_Exercise prompt_:
Leave out the pictures and copy the remaining records exactly.

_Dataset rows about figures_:

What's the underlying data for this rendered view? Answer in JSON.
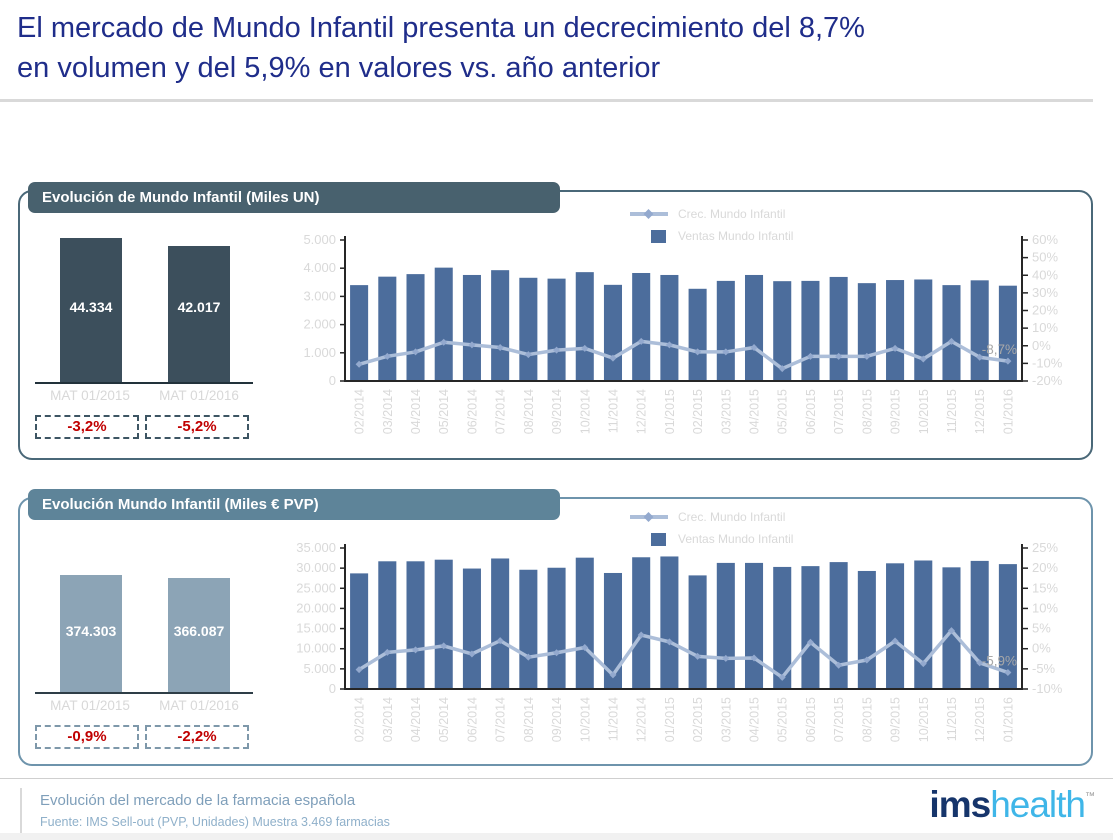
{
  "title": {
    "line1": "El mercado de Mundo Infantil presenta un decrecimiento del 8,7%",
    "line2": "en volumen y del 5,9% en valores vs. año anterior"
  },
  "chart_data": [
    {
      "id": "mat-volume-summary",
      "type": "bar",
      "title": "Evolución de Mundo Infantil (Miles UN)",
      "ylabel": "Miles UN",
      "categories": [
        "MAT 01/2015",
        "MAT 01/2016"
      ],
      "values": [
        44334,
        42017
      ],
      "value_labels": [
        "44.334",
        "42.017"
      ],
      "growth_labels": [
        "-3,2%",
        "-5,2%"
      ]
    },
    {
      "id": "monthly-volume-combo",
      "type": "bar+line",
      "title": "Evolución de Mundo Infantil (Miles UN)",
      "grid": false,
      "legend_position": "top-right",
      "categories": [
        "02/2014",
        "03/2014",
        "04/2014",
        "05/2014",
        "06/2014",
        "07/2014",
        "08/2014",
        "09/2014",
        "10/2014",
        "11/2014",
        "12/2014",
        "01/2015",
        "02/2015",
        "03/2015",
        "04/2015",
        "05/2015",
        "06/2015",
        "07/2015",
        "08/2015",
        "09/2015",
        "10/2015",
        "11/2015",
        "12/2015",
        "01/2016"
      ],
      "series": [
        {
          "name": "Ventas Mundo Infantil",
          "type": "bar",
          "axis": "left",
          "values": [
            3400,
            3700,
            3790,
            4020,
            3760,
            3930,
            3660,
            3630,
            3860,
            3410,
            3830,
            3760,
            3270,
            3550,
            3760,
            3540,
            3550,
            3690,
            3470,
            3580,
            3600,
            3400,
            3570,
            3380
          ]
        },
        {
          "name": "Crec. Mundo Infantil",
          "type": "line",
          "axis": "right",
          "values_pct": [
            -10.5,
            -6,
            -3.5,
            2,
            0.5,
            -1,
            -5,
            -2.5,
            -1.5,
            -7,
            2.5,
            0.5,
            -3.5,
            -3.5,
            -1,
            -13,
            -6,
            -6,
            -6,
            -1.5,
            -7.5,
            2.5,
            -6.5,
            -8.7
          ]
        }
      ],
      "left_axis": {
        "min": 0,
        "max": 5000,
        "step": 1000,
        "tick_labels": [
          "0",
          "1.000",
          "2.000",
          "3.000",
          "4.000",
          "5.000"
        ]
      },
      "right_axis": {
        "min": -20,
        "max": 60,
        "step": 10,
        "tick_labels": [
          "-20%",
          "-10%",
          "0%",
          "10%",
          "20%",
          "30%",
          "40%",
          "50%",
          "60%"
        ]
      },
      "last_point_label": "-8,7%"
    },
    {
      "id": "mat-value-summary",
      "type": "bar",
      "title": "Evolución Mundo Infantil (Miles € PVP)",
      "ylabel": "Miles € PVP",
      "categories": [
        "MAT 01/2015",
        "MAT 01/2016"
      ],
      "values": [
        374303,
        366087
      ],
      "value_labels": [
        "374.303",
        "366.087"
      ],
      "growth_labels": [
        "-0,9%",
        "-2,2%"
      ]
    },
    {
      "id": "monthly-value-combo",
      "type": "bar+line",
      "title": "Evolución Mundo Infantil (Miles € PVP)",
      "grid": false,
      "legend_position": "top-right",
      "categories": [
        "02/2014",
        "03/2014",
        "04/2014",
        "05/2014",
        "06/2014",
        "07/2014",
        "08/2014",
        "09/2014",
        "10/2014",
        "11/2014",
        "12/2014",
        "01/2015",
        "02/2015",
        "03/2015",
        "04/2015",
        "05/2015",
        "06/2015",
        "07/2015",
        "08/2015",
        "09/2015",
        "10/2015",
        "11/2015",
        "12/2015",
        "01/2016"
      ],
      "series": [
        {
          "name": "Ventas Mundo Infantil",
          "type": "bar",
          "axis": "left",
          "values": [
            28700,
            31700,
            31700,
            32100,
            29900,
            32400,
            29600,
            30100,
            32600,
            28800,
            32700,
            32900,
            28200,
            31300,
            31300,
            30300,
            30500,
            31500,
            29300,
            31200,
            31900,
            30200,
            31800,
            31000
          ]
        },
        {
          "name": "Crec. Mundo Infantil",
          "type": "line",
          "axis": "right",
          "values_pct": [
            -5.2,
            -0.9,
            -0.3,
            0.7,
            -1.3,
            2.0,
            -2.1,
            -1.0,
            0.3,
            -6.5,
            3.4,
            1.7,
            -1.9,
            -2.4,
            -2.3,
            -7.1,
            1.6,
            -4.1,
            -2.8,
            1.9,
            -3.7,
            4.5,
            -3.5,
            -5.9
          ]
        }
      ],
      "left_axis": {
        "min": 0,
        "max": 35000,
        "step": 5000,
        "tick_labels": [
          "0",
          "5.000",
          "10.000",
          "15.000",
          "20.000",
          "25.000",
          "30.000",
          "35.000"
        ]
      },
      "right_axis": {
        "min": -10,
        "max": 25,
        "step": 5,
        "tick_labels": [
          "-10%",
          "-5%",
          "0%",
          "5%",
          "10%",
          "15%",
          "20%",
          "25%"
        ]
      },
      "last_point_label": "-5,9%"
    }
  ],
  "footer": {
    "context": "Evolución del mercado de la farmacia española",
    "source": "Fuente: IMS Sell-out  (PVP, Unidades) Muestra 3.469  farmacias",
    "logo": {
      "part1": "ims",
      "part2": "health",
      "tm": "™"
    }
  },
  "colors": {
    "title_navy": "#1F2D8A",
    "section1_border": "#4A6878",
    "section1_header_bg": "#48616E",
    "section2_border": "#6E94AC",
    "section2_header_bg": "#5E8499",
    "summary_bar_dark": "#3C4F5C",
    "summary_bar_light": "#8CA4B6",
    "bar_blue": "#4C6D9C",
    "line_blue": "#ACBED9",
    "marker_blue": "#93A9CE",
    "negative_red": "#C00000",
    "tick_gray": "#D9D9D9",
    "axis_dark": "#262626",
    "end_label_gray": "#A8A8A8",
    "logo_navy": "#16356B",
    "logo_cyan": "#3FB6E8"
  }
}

_Task answer_:
What's the underlying data for this rendered view? Answer in JSON.
{
  "title": {
    "line1": "El mercado de Mundo Infantil presenta un decrecimiento del 8,7%",
    "line2": "en volumen y del 5,9% en valores vs. año anterior"
  },
  "chart_data": [
    {
      "id": "mat-volume-summary",
      "type": "bar",
      "title": "Evolución de Mundo Infantil (Miles UN)",
      "ylabel": "Miles UN",
      "categories": [
        "MAT 01/2015",
        "MAT 01/2016"
      ],
      "values": [
        44334,
        42017
      ],
      "value_labels": [
        "44.334",
        "42.017"
      ],
      "growth_labels": [
        "-3,2%",
        "-5,2%"
      ]
    },
    {
      "id": "monthly-volume-combo",
      "type": "bar+line",
      "title": "Evolución de Mundo Infantil (Miles UN)",
      "grid": false,
      "legend_position": "top-right",
      "categories": [
        "02/2014",
        "03/2014",
        "04/2014",
        "05/2014",
        "06/2014",
        "07/2014",
        "08/2014",
        "09/2014",
        "10/2014",
        "11/2014",
        "12/2014",
        "01/2015",
        "02/2015",
        "03/2015",
        "04/2015",
        "05/2015",
        "06/2015",
        "07/2015",
        "08/2015",
        "09/2015",
        "10/2015",
        "11/2015",
        "12/2015",
        "01/2016"
      ],
      "series": [
        {
          "name": "Ventas Mundo Infantil",
          "type": "bar",
          "axis": "left",
          "values": [
            3400,
            3700,
            3790,
            4020,
            3760,
            3930,
            3660,
            3630,
            3860,
            3410,
            3830,
            3760,
            3270,
            3550,
            3760,
            3540,
            3550,
            3690,
            3470,
            3580,
            3600,
            3400,
            3570,
            3380
          ]
        },
        {
          "name": "Crec. Mundo Infantil",
          "type": "line",
          "axis": "right",
          "values_pct": [
            -10.5,
            -6,
            -3.5,
            2,
            0.5,
            -1,
            -5,
            -2.5,
            -1.5,
            -7,
            2.5,
            0.5,
            -3.5,
            -3.5,
            -1,
            -13,
            -6,
            -6,
            -6,
            -1.5,
            -7.5,
            2.5,
            -6.5,
            -8.7
          ]
        }
      ],
      "left_axis": {
        "min": 0,
        "max": 5000,
        "step": 1000,
        "tick_labels": [
          "0",
          "1.000",
          "2.000",
          "3.000",
          "4.000",
          "5.000"
        ]
      },
      "right_axis": {
        "min": -20,
        "max": 60,
        "step": 10,
        "tick_labels": [
          "-20%",
          "-10%",
          "0%",
          "10%",
          "20%",
          "30%",
          "40%",
          "50%",
          "60%"
        ]
      },
      "last_point_label": "-8,7%"
    },
    {
      "id": "mat-value-summary",
      "type": "bar",
      "title": "Evolución Mundo Infantil (Miles € PVP)",
      "ylabel": "Miles € PVP",
      "categories": [
        "MAT 01/2015",
        "MAT 01/2016"
      ],
      "values": [
        374303,
        366087
      ],
      "value_labels": [
        "374.303",
        "366.087"
      ],
      "growth_labels": [
        "-0,9%",
        "-2,2%"
      ]
    },
    {
      "id": "monthly-value-combo",
      "type": "bar+line",
      "title": "Evolución Mundo Infantil (Miles € PVP)",
      "grid": false,
      "legend_position": "top-right",
      "categories": [
        "02/2014",
        "03/2014",
        "04/2014",
        "05/2014",
        "06/2014",
        "07/2014",
        "08/2014",
        "09/2014",
        "10/2014",
        "11/2014",
        "12/2014",
        "01/2015",
        "02/2015",
        "03/2015",
        "04/2015",
        "05/2015",
        "06/2015",
        "07/2015",
        "08/2015",
        "09/2015",
        "10/2015",
        "11/2015",
        "12/2015",
        "01/2016"
      ],
      "series": [
        {
          "name": "Ventas Mundo Infantil",
          "type": "bar",
          "axis": "left",
          "values": [
            28700,
            31700,
            31700,
            32100,
            29900,
            32400,
            29600,
            30100,
            32600,
            28800,
            32700,
            32900,
            28200,
            31300,
            31300,
            30300,
            30500,
            31500,
            29300,
            31200,
            31900,
            30200,
            31800,
            31000
          ]
        },
        {
          "name": "Crec. Mundo Infantil",
          "type": "line",
          "axis": "right",
          "values_pct": [
            -5.2,
            -0.9,
            -0.3,
            0.7,
            -1.3,
            2.0,
            -2.1,
            -1.0,
            0.3,
            -6.5,
            3.4,
            1.7,
            -1.9,
            -2.4,
            -2.3,
            -7.1,
            1.6,
            -4.1,
            -2.8,
            1.9,
            -3.7,
            4.5,
            -3.5,
            -5.9
          ]
        }
      ],
      "left_axis": {
        "min": 0,
        "max": 35000,
        "step": 5000,
        "tick_labels": [
          "0",
          "5.000",
          "10.000",
          "15.000",
          "20.000",
          "25.000",
          "30.000",
          "35.000"
        ]
      },
      "right_axis": {
        "min": -10,
        "max": 25,
        "step": 5,
        "tick_labels": [
          "-10%",
          "-5%",
          "0%",
          "5%",
          "10%",
          "15%",
          "20%",
          "25%"
        ]
      },
      "last_point_label": "-5,9%"
    }
  ],
  "footer": {
    "context": "Evolución del mercado de la farmacia española",
    "source": "Fuente: IMS Sell-out  (PVP, Unidades) Muestra 3.469  farmacias",
    "logo": {
      "part1": "ims",
      "part2": "health",
      "tm": "™"
    }
  },
  "colors": {
    "title_navy": "#1F2D8A",
    "section1_border": "#4A6878",
    "section1_header_bg": "#48616E",
    "section2_border": "#6E94AC",
    "section2_header_bg": "#5E8499",
    "summary_bar_dark": "#3C4F5C",
    "summary_bar_light": "#8CA4B6",
    "bar_blue": "#4C6D9C",
    "line_blue": "#ACBED9",
    "marker_blue": "#93A9CE",
    "negative_red": "#C00000",
    "tick_gray": "#D9D9D9",
    "axis_dark": "#262626",
    "end_label_gray": "#A8A8A8",
    "logo_navy": "#16356B",
    "logo_cyan": "#3FB6E8"
  }
}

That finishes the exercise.